» Brief: Separate out the lines that hold "Sufficient".
* Begin *
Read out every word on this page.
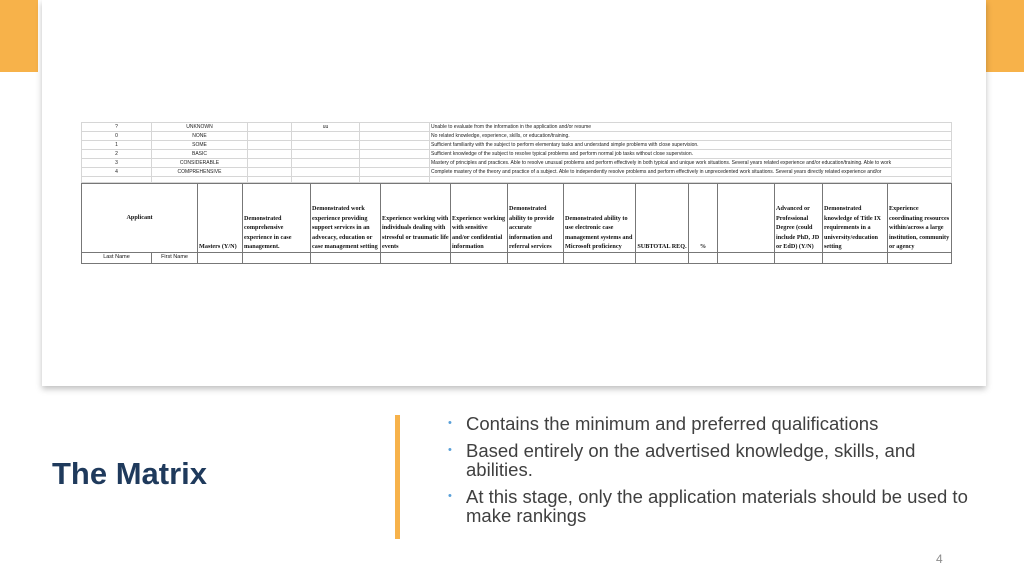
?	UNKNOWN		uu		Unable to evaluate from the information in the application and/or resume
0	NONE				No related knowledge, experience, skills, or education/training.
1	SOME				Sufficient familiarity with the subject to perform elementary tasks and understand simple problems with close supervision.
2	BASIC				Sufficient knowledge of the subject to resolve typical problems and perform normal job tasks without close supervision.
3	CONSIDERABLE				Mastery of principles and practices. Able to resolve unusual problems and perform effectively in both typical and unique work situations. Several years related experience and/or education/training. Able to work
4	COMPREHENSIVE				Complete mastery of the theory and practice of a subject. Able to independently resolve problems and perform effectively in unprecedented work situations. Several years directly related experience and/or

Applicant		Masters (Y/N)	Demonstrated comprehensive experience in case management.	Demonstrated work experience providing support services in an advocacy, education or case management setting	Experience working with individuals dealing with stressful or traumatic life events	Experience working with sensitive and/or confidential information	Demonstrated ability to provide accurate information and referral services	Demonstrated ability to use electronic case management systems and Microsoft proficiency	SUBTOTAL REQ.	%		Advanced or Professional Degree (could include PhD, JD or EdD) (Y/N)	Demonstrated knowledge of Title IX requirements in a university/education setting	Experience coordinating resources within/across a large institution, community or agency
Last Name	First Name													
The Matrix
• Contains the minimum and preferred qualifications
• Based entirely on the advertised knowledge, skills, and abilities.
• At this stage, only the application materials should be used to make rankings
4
* End *
» Task result:
1	SOME				Sufficient familiarity with the subject to perform elementary tasks and understand simple problems with close supervision.
2	BASIC				Sufficient knowledge of the subject to resolve typical problems and perform normal job tasks without close supervision.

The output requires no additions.